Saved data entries
....

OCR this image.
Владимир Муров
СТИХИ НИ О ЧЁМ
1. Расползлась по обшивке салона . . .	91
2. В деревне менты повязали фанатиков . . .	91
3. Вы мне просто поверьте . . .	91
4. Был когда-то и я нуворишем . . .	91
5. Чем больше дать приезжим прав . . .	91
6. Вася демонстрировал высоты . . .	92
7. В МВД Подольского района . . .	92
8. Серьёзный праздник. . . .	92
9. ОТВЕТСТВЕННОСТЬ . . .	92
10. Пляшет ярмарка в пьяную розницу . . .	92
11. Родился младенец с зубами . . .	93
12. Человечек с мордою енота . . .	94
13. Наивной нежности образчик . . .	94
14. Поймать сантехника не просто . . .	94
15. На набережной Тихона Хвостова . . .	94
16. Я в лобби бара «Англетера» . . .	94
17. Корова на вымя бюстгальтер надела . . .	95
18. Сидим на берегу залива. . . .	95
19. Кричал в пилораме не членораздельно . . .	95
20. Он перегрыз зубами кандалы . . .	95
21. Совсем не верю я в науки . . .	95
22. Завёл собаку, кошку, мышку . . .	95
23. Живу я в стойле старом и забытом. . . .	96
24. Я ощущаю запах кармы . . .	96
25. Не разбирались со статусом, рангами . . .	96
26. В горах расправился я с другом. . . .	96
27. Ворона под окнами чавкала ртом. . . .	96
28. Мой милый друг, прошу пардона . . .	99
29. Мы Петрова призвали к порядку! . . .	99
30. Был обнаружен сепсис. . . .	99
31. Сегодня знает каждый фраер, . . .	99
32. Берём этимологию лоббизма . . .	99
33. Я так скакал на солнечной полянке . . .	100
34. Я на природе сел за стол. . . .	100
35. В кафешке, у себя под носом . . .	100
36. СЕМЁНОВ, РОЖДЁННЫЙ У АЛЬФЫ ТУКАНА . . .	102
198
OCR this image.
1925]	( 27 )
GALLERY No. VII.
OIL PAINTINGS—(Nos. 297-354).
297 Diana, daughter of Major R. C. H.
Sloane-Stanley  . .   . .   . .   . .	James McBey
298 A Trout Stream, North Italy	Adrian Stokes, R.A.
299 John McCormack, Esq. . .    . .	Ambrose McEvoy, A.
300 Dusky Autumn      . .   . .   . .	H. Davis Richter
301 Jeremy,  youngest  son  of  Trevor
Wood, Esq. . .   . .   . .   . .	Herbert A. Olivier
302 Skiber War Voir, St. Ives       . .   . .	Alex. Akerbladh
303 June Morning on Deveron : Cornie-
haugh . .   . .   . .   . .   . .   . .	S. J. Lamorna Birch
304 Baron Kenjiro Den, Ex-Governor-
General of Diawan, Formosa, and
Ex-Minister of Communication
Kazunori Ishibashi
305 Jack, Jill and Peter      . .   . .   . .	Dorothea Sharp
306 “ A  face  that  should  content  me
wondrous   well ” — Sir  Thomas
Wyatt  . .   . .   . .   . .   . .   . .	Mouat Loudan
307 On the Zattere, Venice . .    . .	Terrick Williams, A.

....

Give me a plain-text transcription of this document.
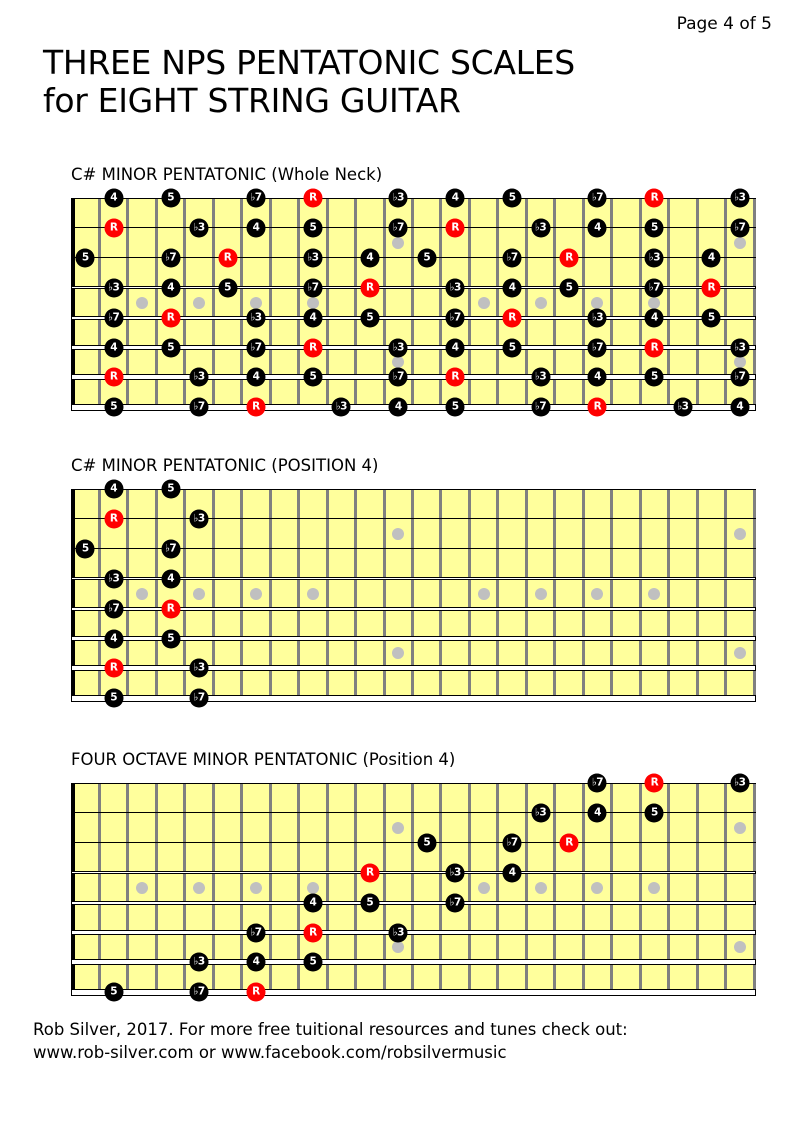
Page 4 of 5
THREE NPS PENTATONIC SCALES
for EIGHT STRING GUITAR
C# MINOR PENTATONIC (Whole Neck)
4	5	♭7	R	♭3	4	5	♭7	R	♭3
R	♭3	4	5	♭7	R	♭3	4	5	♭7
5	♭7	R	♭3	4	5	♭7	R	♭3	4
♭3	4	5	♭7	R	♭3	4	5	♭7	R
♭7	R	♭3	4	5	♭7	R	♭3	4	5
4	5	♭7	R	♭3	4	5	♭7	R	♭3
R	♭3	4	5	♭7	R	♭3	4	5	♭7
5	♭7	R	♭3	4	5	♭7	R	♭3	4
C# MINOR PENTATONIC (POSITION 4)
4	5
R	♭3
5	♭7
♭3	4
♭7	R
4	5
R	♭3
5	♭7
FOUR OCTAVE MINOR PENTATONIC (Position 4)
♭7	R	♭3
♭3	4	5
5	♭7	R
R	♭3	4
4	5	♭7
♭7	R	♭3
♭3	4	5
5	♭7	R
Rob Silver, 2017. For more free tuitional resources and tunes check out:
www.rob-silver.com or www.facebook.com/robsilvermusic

....

**Exercise description**. Of the lines in the material above, state how many contain the string "MINOR"; give no other text.

**Answer for the task**. 3